GIVEN ENTRIES:
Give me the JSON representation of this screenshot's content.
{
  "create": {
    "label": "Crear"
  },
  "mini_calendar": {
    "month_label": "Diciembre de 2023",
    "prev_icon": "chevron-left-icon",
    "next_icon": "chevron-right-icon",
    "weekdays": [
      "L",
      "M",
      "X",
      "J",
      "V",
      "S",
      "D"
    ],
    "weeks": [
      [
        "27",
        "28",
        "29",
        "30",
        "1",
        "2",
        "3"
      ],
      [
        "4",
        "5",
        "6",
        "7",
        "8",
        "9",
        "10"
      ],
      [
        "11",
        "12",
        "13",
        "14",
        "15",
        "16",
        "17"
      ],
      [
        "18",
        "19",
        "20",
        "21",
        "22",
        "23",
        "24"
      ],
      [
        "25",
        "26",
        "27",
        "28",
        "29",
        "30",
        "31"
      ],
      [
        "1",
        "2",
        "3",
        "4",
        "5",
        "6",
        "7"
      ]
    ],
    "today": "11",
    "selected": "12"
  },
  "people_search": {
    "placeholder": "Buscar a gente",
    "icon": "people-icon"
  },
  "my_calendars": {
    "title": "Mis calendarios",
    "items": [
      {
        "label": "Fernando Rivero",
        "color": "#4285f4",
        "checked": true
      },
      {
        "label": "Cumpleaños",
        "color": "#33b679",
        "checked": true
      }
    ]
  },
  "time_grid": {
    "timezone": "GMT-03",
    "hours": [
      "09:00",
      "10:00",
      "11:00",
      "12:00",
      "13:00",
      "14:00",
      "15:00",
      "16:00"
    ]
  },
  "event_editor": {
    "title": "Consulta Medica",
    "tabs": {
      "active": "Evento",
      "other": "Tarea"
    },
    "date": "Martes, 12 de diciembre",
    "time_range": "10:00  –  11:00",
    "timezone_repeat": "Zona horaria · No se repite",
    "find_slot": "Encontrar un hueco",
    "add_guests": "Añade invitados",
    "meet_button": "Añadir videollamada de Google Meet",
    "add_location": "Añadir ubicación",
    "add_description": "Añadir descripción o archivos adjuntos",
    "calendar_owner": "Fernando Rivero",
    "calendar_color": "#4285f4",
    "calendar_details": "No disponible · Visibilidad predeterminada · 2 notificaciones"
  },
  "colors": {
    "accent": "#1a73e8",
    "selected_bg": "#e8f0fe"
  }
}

EXERCISE GOAL:
Extract each line holding the string "Rivero".

RESULT OF THIS EXERCISE:
        "label": "Fernando Rivero",
    "calendar_owner": "Fernando Rivero",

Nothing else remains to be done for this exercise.